[Required work]
Below are records; print only the lines from the line containing "Serialize everything readable" to the end, both included, reproduced exactly and without the pictures.

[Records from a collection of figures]
+ + + +
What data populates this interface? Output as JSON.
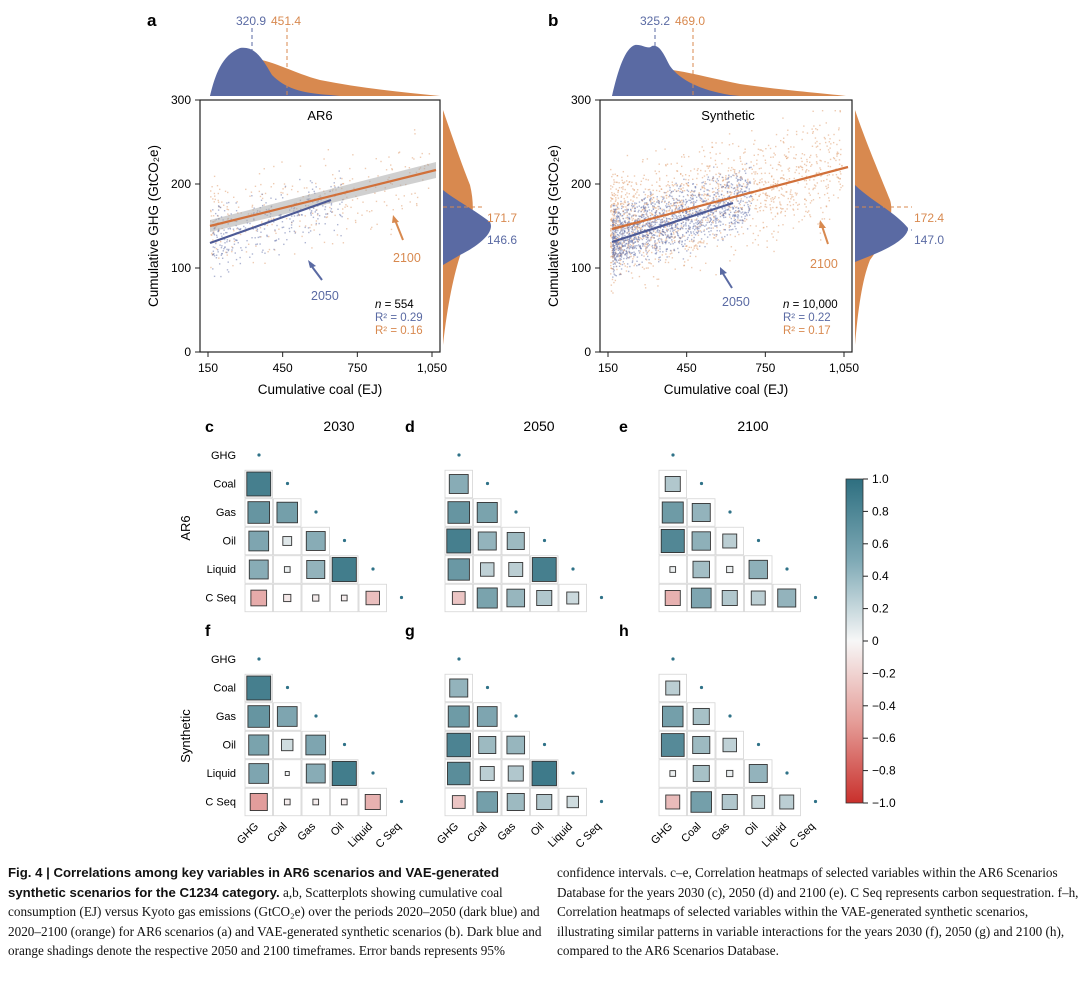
{
  "colors": {
    "blue": "#5a6aa3",
    "orange": "#d8894f",
    "teal": "#3b7d8c",
    "neg": "#c0392b"
  },
  "panels": {
    "a": {
      "letter": "a",
      "title": "AR6",
      "mean_x_2050": "320.9",
      "mean_x_2100": "451.4",
      "mean_y_2100": "171.7",
      "mean_y_2050": "146.6",
      "label_2050": "2050",
      "label_2100": "2100",
      "n_label": "n",
      "n_value": " = 554",
      "r2_blue": "R² = 0.29",
      "r2_orange": "R² = 0.16"
    },
    "b": {
      "letter": "b",
      "title": "Synthetic",
      "mean_x_2050": "325.2",
      "mean_x_2100": "469.0",
      "mean_y_2100": "172.4",
      "mean_y_2050": "147.0",
      "label_2050": "2050",
      "label_2100": "2100",
      "n_label": "n",
      "n_value": " = 10,000",
      "r2_blue": "R² = 0.22",
      "r2_orange": "R² = 0.17"
    }
  },
  "axes": {
    "xlabel": "Cumulative coal (EJ)",
    "ylabel": "Cumulative GHG (GtCO₂e)",
    "xticks": [
      "150",
      "450",
      "750",
      "1,050"
    ],
    "yticks": [
      "0",
      "100",
      "200",
      "300"
    ]
  },
  "heatmaps": {
    "variables": [
      "GHG",
      "Coal",
      "Gas",
      "Oil",
      "Liquid",
      "C Seq"
    ],
    "row_ar6": "AR6",
    "row_synthetic": "Synthetic",
    "years": [
      "2030",
      "2050",
      "2100"
    ],
    "colorbar_ticks": [
      "1.0",
      "0.8",
      "0.6",
      "0.4",
      "0.2",
      "0",
      "−0.2",
      "−0.4",
      "−0.6",
      "−0.8",
      "−1.0"
    ],
    "panels": [
      {
        "letter": "c",
        "year": "2030",
        "values": [
          [
            0.88
          ],
          [
            0.72,
            0.65
          ],
          [
            0.6,
            0.12,
            0.55
          ],
          [
            0.55,
            0.05,
            0.5,
            0.9
          ],
          [
            -0.38,
            -0.08,
            -0.06,
            -0.05,
            -0.28
          ]
        ]
      },
      {
        "letter": "d",
        "year": "2050",
        "values": [
          [
            0.55
          ],
          [
            0.72,
            0.62
          ],
          [
            0.88,
            0.5,
            0.45
          ],
          [
            0.7,
            0.28,
            0.3,
            0.88
          ],
          [
            -0.25,
            0.62,
            0.48,
            0.35,
            0.22
          ]
        ]
      },
      {
        "letter": "e",
        "year": "2100",
        "values": [
          [
            0.35
          ],
          [
            0.68,
            0.5
          ],
          [
            0.82,
            0.52,
            0.3
          ],
          [
            0.05,
            0.42,
            0.06,
            0.52
          ],
          [
            -0.35,
            0.6,
            0.35,
            0.3,
            0.5
          ]
        ]
      },
      {
        "letter": "f",
        "year": "",
        "values": [
          [
            0.88
          ],
          [
            0.72,
            0.6
          ],
          [
            0.62,
            0.2,
            0.6
          ],
          [
            0.6,
            0.02,
            0.55,
            0.9
          ],
          [
            -0.45,
            -0.05,
            -0.05,
            -0.05,
            -0.35
          ]
        ]
      },
      {
        "letter": "g",
        "year": "",
        "values": [
          [
            0.5
          ],
          [
            0.68,
            0.6
          ],
          [
            0.85,
            0.45,
            0.48
          ],
          [
            0.78,
            0.3,
            0.35,
            0.92
          ],
          [
            -0.25,
            0.65,
            0.45,
            0.35,
            0.2
          ]
        ]
      },
      {
        "letter": "h",
        "year": "",
        "values": [
          [
            0.3
          ],
          [
            0.65,
            0.4
          ],
          [
            0.8,
            0.45,
            0.28
          ],
          [
            0.05,
            0.4,
            0.06,
            0.5
          ],
          [
            -0.3,
            0.65,
            0.35,
            0.25,
            0.3
          ]
        ]
      }
    ]
  },
  "chart_data": [
    {
      "type": "scatter",
      "title": "AR6",
      "xlabel": "Cumulative coal (EJ)",
      "ylabel": "Cumulative GHG (GtCO₂e)",
      "xlim": [
        150,
        1050
      ],
      "ylim": [
        0,
        300
      ],
      "series": [
        {
          "name": "2050",
          "fit_x": [
            150,
            650
          ],
          "fit_y": [
            130,
            180
          ],
          "mean_x": 320.9,
          "mean_y": 146.6
        },
        {
          "name": "2100",
          "fit_x": [
            150,
            1050
          ],
          "fit_y": [
            152,
            215
          ],
          "mean_x": 451.4,
          "mean_y": 171.7
        }
      ]
    },
    {
      "type": "scatter",
      "title": "Synthetic",
      "xlabel": "Cumulative coal (EJ)",
      "ylabel": "Cumulative GHG (GtCO₂e)",
      "xlim": [
        150,
        1050
      ],
      "ylim": [
        0,
        300
      ],
      "series": [
        {
          "name": "2050",
          "fit_x": [
            150,
            650
          ],
          "fit_y": [
            130,
            177
          ],
          "mean_x": 325.2,
          "mean_y": 147.0
        },
        {
          "name": "2100",
          "fit_x": [
            150,
            1050
          ],
          "fit_y": [
            148,
            222
          ],
          "mean_x": 469.0,
          "mean_y": 172.4
        }
      ]
    }
  ],
  "caption": {
    "fig_label": "Fig. 4 | Correlations among key variables in AR6 scenarios and VAE-generated synthetic scenarios for the C1234 category.",
    "left_rest": " a,b, Scatterplots showing cumulative coal consumption (EJ) versus Kyoto gas emissions (GtCO₂e) over the periods 2020–2050 (dark blue) and 2020–2100 (orange) for AR6 scenarios (a) and VAE-generated synthetic scenarios (b). Dark blue and orange shadings denote the respective 2050 and 2100 timeframes. Error bands represents 95%",
    "right": "confidence intervals. c–e, Correlation heatmaps of selected variables within the AR6 Scenarios Database for the years 2030 (c), 2050 (d) and 2100 (e). C Seq represents carbon sequestration. f–h, Correlation heatmaps of selected variables within the VAE-generated synthetic scenarios, illustrating similar patterns in variable interactions for the years 2030 (f), 2050 (g) and 2100 (h), compared to the AR6 Scenarios Database."
  }
}
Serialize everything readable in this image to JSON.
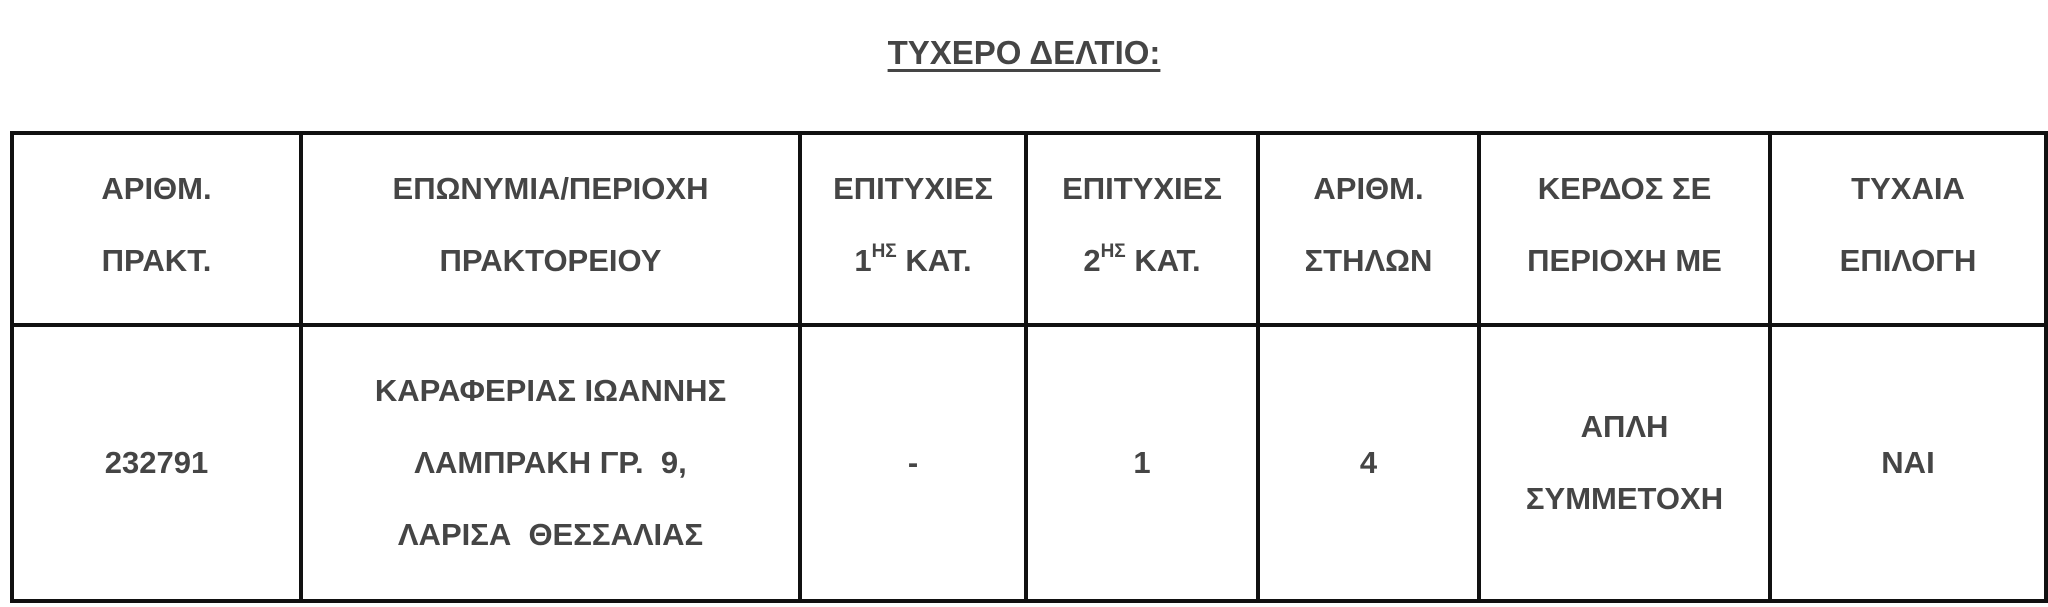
{
  "title": "ΤΥΧΕΡΟ ΔΕΛΤΙΟ:",
  "table": {
    "headers": [
      {
        "line1": "ΑΡΙΘΜ.",
        "line2": "ΠΡΑΚΤ."
      },
      {
        "line1": "ΕΠΩΝΥΜΙΑ/ΠΕΡΙΟΧΗ",
        "line2": "ΠΡΑΚΤΟΡΕΙΟΥ"
      },
      {
        "line1": "ΕΠΙΤΥΧΙΕΣ",
        "line2_num": "1",
        "line2_sup": "ΗΣ",
        "line2_rest": "ΚΑΤ."
      },
      {
        "line1": "ΕΠΙΤΥΧΙΕΣ",
        "line2_num": "2",
        "line2_sup": "ΗΣ",
        "line2_rest": "ΚΑΤ."
      },
      {
        "line1": "ΑΡΙΘΜ.",
        "line2": "ΣΤΗΛΩΝ"
      },
      {
        "line1": "ΚΕΡΔΟΣ ΣΕ",
        "line2": "ΠΕΡΙΟΧΗ ΜΕ"
      },
      {
        "line1": "ΤΥΧΑΙΑ",
        "line2": "ΕΠΙΛΟΓΗ"
      }
    ],
    "row": {
      "agency_number": "232791",
      "name_line1": "ΚΑΡΑΦΕΡΙΑΣ ΙΩΑΝΝΗΣ",
      "name_line2": "ΛΑΜΠΡΑΚΗ ΓΡ.  9,",
      "name_line3": "ΛΑΡΙΣΑ  ΘΕΣΣΑΛΙΑΣ",
      "first_category_wins": "-",
      "second_category_wins": "1",
      "columns_count": "4",
      "win_area_line1": "ΑΠΛΗ",
      "win_area_line2": "ΣΥΜΜΕΤΟΧΗ",
      "random_pick": "ΝΑΙ"
    }
  }
}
+ + + +
[Exercise output]
Serialize everything readable in this image to JSON.
{
  "title": "ΤΥΧΕΡΟ ΔΕΛΤΙΟ:",
  "table": {
    "headers": [
      {
        "line1": "ΑΡΙΘΜ.",
        "line2": "ΠΡΑΚΤ."
      },
      {
        "line1": "ΕΠΩΝΥΜΙΑ/ΠΕΡΙΟΧΗ",
        "line2": "ΠΡΑΚΤΟΡΕΙΟΥ"
      },
      {
        "line1": "ΕΠΙΤΥΧΙΕΣ",
        "line2_num": "1",
        "line2_sup": "ΗΣ",
        "line2_rest": "ΚΑΤ."
      },
      {
        "line1": "ΕΠΙΤΥΧΙΕΣ",
        "line2_num": "2",
        "line2_sup": "ΗΣ",
        "line2_rest": "ΚΑΤ."
      },
      {
        "line1": "ΑΡΙΘΜ.",
        "line2": "ΣΤΗΛΩΝ"
      },
      {
        "line1": "ΚΕΡΔΟΣ ΣΕ",
        "line2": "ΠΕΡΙΟΧΗ ΜΕ"
      },
      {
        "line1": "ΤΥΧΑΙΑ",
        "line2": "ΕΠΙΛΟΓΗ"
      }
    ],
    "row": {
      "agency_number": "232791",
      "name_line1": "ΚΑΡΑΦΕΡΙΑΣ ΙΩΑΝΝΗΣ",
      "name_line2": "ΛΑΜΠΡΑΚΗ ΓΡ.  9,",
      "name_line3": "ΛΑΡΙΣΑ  ΘΕΣΣΑΛΙΑΣ",
      "first_category_wins": "-",
      "second_category_wins": "1",
      "columns_count": "4",
      "win_area_line1": "ΑΠΛΗ",
      "win_area_line2": "ΣΥΜΜΕΤΟΧΗ",
      "random_pick": "ΝΑΙ"
    }
  }
}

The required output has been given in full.